Given task. List each line holding the string "далее".

Data extract.
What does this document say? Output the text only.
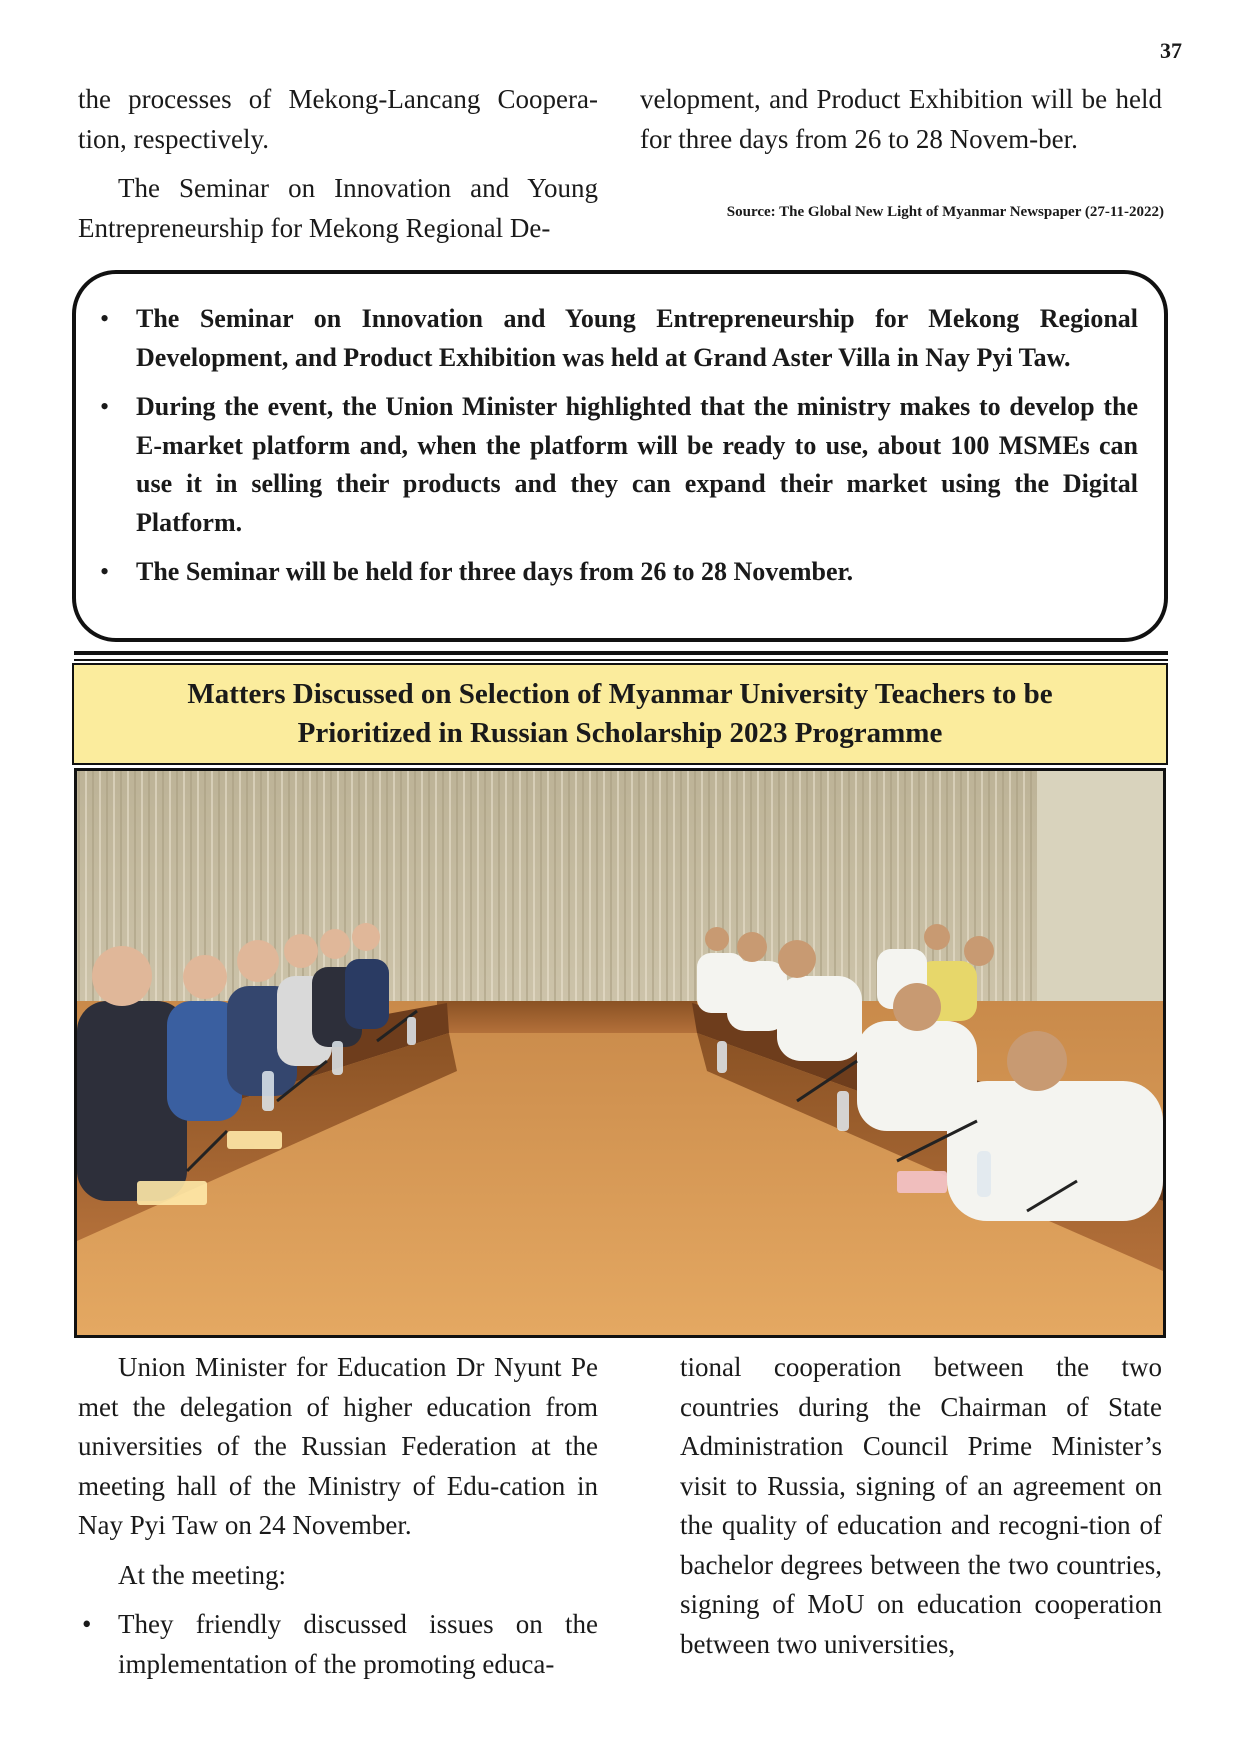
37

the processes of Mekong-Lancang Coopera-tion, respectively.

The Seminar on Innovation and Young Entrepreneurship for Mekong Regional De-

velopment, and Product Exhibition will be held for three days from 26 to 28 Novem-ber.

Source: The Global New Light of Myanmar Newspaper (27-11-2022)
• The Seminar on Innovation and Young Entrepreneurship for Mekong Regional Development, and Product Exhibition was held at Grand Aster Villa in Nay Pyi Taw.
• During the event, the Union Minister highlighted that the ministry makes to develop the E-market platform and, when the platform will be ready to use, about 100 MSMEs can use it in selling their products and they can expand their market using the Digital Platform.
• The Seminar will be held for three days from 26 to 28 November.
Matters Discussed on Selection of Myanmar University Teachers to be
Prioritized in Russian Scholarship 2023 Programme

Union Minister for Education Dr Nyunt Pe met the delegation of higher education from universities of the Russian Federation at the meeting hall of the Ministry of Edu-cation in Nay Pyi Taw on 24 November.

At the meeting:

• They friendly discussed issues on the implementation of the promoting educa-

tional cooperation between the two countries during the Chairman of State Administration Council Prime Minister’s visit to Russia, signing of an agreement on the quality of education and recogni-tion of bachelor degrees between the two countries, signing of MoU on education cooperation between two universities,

--

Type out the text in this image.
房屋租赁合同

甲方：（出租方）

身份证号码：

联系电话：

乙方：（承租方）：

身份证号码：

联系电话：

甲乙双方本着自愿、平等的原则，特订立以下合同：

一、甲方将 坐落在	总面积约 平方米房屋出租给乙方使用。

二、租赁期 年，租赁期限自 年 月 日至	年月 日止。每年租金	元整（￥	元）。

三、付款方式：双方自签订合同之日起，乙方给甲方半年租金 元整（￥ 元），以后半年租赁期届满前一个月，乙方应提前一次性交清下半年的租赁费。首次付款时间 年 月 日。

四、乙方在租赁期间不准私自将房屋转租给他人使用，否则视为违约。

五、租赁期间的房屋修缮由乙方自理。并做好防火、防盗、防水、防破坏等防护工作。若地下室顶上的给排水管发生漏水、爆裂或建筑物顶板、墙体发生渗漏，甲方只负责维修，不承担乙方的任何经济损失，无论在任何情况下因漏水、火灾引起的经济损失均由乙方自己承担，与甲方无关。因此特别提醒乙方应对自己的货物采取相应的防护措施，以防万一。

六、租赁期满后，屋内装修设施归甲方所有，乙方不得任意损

---

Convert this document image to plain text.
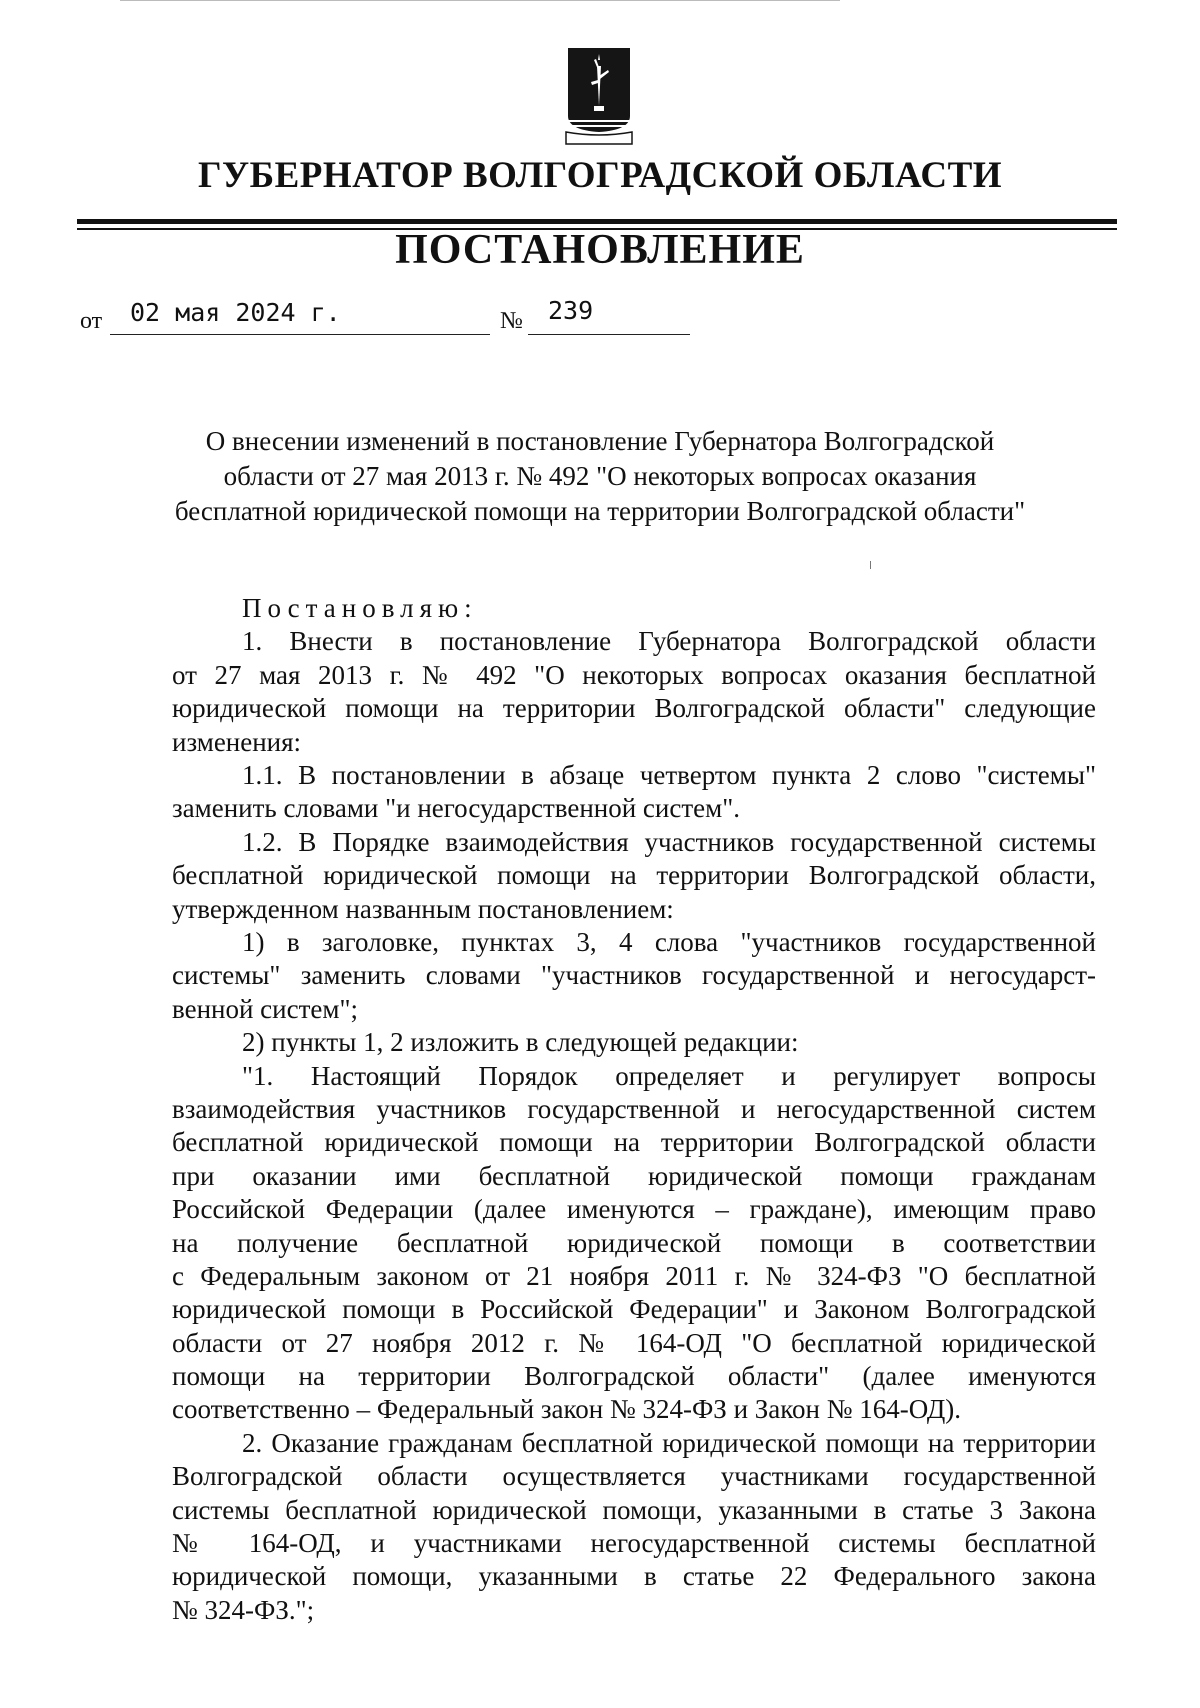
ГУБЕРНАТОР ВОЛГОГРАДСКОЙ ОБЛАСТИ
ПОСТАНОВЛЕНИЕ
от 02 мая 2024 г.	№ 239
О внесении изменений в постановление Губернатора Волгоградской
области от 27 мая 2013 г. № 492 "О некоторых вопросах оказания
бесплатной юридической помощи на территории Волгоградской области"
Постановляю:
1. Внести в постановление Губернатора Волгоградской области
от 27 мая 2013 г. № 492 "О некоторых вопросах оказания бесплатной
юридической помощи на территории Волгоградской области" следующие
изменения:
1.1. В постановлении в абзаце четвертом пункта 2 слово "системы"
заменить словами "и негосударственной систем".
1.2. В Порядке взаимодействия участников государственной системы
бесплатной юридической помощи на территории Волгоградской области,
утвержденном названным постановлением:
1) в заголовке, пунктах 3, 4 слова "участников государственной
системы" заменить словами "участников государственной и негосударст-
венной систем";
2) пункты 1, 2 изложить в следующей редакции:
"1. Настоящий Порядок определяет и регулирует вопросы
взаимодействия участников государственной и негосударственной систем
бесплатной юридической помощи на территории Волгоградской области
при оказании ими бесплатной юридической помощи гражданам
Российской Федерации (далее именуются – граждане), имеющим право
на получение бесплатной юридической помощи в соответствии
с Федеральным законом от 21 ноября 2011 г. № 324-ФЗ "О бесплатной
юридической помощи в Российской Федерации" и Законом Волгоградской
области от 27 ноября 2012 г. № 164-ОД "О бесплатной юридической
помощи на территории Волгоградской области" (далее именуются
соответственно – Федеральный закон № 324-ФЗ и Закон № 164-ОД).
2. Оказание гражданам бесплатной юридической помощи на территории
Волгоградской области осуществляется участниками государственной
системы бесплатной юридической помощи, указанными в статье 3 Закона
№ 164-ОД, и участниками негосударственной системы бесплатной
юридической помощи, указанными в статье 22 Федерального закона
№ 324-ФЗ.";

Problem solution.
Российской Федерации (далее именуются – граждане), имеющим право
помощи на территории Волгоградской области" (далее именуются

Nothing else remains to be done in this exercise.